>>
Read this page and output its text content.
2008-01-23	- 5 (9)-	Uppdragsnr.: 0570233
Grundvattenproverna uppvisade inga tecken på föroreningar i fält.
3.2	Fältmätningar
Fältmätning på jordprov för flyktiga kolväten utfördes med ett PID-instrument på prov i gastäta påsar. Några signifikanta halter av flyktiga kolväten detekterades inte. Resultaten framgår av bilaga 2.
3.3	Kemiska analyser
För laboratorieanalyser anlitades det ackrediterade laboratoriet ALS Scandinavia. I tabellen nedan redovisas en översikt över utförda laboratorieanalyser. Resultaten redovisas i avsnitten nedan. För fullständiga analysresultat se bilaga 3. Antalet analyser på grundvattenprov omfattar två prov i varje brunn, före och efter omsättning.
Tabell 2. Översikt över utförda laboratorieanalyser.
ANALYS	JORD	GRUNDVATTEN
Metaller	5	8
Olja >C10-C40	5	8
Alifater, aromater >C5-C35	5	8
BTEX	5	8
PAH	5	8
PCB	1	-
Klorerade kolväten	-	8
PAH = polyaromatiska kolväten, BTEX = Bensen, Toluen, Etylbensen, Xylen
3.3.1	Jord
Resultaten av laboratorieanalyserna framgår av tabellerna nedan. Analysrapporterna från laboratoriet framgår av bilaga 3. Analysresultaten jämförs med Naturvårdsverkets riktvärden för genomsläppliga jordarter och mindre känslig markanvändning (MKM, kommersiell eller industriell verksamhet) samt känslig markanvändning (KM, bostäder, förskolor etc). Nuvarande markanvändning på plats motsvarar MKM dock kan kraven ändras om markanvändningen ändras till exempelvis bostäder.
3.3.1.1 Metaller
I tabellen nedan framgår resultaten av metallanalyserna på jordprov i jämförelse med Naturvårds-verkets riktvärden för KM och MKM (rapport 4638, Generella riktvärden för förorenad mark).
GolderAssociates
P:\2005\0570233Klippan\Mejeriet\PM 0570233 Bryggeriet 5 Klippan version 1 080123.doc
<<
**Brief:** Would you please write out the entries again exactly?

**Output for this exercise:**
Read this page and output its text content.
2008-01-23	- 5 (9)-	Uppdragsnr.: 0570233
Grundvattenproverna uppvisade inga tecken på föroreningar i fält.
3.2	Fältmätningar
Fältmätning på jordprov för flyktiga kolväten utfördes med ett PID-instrument på prov i gastäta påsar. Några signifikanta halter av flyktiga kolväten detekterades inte. Resultaten framgår av bilaga 2.
3.3	Kemiska analyser
För laboratorieanalyser anlitades det ackrediterade laboratoriet ALS Scandinavia. I tabellen nedan redovisas en översikt över utförda laboratorieanalyser. Resultaten redovisas i avsnitten nedan. För fullständiga analysresultat se bilaga 3. Antalet analyser på grundvattenprov omfattar två prov i varje brunn, före och efter omsättning.
Tabell 2. Översikt över utförda laboratorieanalyser.
ANALYS	JORD	GRUNDVATTEN
Metaller	5	8
Olja >C10-C40	5	8
Alifater, aromater >C5-C35	5	8
BTEX	5	8
PAH	5	8
PCB	1	-
Klorerade kolväten	-	8
PAH = polyaromatiska kolväten, BTEX = Bensen, Toluen, Etylbensen, Xylen
3.3.1	Jord
Resultaten av laboratorieanalyserna framgår av tabellerna nedan. Analysrapporterna från laboratoriet framgår av bilaga 3. Analysresultaten jämförs med Naturvårdsverkets riktvärden för genomsläppliga jordarter och mindre känslig markanvändning (MKM, kommersiell eller industriell verksamhet) samt känslig markanvändning (KM, bostäder, förskolor etc). Nuvarande markanvändning på plats motsvarar MKM dock kan kraven ändras om markanvändningen ändras till exempelvis bostäder.
3.3.1.1 Metaller
I tabellen nedan framgår resultaten av metallanalyserna på jordprov i jämförelse med Naturvårds-verkets riktvärden för KM och MKM (rapport 4638, Generella riktvärden för förorenad mark).
GolderAssociates
P:\2005\0570233Klippan\Mejeriet\PM 0570233 Bryggeriet 5 Klippan version 1 080123.doc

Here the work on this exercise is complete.